Directive:
Your task is to give the data again, exactly, with every line intact.

Records supplied:

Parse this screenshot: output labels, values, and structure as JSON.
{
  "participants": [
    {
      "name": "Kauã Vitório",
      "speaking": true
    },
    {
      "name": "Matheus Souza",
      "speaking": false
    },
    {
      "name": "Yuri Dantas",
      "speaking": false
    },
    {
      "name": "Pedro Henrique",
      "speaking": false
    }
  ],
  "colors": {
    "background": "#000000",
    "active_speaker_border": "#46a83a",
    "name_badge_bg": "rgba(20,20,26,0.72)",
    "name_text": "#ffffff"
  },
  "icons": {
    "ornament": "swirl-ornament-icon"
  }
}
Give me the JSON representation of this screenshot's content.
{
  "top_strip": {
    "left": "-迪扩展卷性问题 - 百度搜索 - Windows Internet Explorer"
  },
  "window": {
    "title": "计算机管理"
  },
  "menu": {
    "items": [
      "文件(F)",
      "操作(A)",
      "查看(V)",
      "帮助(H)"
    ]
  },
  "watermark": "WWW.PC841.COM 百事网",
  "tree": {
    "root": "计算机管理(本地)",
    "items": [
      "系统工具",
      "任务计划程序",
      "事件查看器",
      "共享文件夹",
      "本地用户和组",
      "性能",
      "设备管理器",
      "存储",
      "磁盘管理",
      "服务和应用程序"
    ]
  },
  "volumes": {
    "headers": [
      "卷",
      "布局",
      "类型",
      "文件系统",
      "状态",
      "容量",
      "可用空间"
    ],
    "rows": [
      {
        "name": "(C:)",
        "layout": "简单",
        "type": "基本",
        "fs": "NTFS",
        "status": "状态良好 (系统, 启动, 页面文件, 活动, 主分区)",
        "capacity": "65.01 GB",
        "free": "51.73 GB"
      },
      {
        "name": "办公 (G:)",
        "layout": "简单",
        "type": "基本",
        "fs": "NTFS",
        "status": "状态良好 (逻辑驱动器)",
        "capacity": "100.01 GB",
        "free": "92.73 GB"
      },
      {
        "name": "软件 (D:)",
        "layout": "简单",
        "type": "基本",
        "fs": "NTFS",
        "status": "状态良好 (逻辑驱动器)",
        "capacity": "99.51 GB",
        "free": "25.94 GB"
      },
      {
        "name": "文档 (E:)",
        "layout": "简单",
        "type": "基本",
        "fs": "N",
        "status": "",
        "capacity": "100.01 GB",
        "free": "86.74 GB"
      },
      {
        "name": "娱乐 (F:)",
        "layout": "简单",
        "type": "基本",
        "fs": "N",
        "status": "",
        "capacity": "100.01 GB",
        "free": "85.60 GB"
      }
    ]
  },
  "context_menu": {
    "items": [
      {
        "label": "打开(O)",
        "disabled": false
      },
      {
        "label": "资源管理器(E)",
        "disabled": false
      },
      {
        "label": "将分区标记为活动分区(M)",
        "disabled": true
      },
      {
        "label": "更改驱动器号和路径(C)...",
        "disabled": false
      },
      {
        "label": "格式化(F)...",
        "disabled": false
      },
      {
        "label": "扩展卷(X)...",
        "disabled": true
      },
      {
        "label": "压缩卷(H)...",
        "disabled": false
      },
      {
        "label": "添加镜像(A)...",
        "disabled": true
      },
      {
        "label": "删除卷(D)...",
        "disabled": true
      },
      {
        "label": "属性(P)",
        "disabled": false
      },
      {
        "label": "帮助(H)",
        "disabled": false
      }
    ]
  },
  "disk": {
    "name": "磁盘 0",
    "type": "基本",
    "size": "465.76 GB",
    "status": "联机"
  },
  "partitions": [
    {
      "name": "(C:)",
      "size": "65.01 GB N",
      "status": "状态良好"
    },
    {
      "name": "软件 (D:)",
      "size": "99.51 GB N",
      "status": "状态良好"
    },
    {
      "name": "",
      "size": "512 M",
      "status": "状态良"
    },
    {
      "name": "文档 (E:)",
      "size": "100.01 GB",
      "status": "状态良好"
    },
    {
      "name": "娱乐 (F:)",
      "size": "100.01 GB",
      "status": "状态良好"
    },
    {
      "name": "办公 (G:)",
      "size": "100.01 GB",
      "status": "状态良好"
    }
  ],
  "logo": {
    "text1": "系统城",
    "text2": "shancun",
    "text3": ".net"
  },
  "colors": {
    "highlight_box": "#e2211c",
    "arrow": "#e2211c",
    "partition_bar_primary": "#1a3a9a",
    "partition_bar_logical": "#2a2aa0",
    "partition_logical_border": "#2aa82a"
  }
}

Solution:
Parse this screenshot: output labels, values, and structure as JSON.
{
  "participants": [
    {
      "name": "Kauã Vitório",
      "speaking": true
    },
    {
      "name": "Matheus Souza",
      "speaking": false
    },
    {
      "name": "Yuri Dantas",
      "speaking": false
    },
    {
      "name": "Pedro Henrique",
      "speaking": false
    }
  ],
  "colors": {
    "background": "#000000",
    "active_speaker_border": "#46a83a",
    "name_badge_bg": "rgba(20,20,26,0.72)",
    "name_text": "#ffffff"
  },
  "icons": {
    "ornament": "swirl-ornament-icon"
  }
}
Give me the JSON representation of this screenshot's content.
{
  "top_strip": {
    "left": "-迪扩展卷性问题 - 百度搜索 - Windows Internet Explorer"
  },
  "window": {
    "title": "计算机管理"
  },
  "menu": {
    "items": [
      "文件(F)",
      "操作(A)",
      "查看(V)",
      "帮助(H)"
    ]
  },
  "watermark": "WWW.PC841.COM 百事网",
  "tree": {
    "root": "计算机管理(本地)",
    "items": [
      "系统工具",
      "任务计划程序",
      "事件查看器",
      "共享文件夹",
      "本地用户和组",
      "性能",
      "设备管理器",
      "存储",
      "磁盘管理",
      "服务和应用程序"
    ]
  },
  "volumes": {
    "headers": [
      "卷",
      "布局",
      "类型",
      "文件系统",
      "状态",
      "容量",
      "可用空间"
    ],
    "rows": [
      {
        "name": "(C:)",
        "layout": "简单",
        "type": "基本",
        "fs": "NTFS",
        "status": "状态良好 (系统, 启动, 页面文件, 活动, 主分区)",
        "capacity": "65.01 GB",
        "free": "51.73 GB"
      },
      {
        "name": "办公 (G:)",
        "layout": "简单",
        "type": "基本",
        "fs": "NTFS",
        "status": "状态良好 (逻辑驱动器)",
        "capacity": "100.01 GB",
        "free": "92.73 GB"
      },
      {
        "name": "软件 (D:)",
        "layout": "简单",
        "type": "基本",
        "fs": "NTFS",
        "status": "状态良好 (逻辑驱动器)",
        "capacity": "99.51 GB",
        "free": "25.94 GB"
      },
      {
        "name": "文档 (E:)",
        "layout": "简单",
        "type": "基本",
        "fs": "N",
        "status": "",
        "capacity": "100.01 GB",
        "free": "86.74 GB"
      },
      {
        "name": "娱乐 (F:)",
        "layout": "简单",
        "type": "基本",
        "fs": "N",
        "status": "",
        "capacity": "100.01 GB",
        "free": "85.60 GB"
      }
    ]
  },
  "context_menu": {
    "items": [
      {
        "label": "打开(O)",
        "disabled": false
      },
      {
        "label": "资源管理器(E)",
        "disabled": false
      },
      {
        "label": "将分区标记为活动分区(M)",
        "disabled": true
      },
      {
        "label": "更改驱动器号和路径(C)...",
        "disabled": false
      },
      {
        "label": "格式化(F)...",
        "disabled": false
      },
      {
        "label": "扩展卷(X)...",
        "disabled": true
      },
      {
        "label": "压缩卷(H)...",
        "disabled": false
      },
      {
        "label": "添加镜像(A)...",
        "disabled": true
      },
      {
        "label": "删除卷(D)...",
        "disabled": true
      },
      {
        "label": "属性(P)",
        "disabled": false
      },
      {
        "label": "帮助(H)",
        "disabled": false
      }
    ]
  },
  "disk": {
    "name": "磁盘 0",
    "type": "基本",
    "size": "465.76 GB",
    "status": "联机"
  },
  "partitions": [
    {
      "name": "(C:)",
      "size": "65.01 GB N",
      "status": "状态良好"
    },
    {
      "name": "软件 (D:)",
      "size": "99.51 GB N",
      "status": "状态良好"
    },
    {
      "name": "",
      "size": "512 M",
      "status": "状态良"
    },
    {
      "name": "文档 (E:)",
      "size": "100.01 GB",
      "status": "状态良好"
    },
    {
      "name": "娱乐 (F:)",
      "size": "100.01 GB",
      "status": "状态良好"
    },
    {
      "name": "办公 (G:)",
      "size": "100.01 GB",
      "status": "状态良好"
    }
  ],
  "logo": {
    "text1": "系统城",
    "text2": "shancun",
    "text3": ".net"
  },
  "colors": {
    "highlight_box": "#e2211c",
    "arrow": "#e2211c",
    "partition_bar_primary": "#1a3a9a",
    "partition_bar_logical": "#2a2aa0",
    "partition_logical_border": "#2aa82a"
  }
}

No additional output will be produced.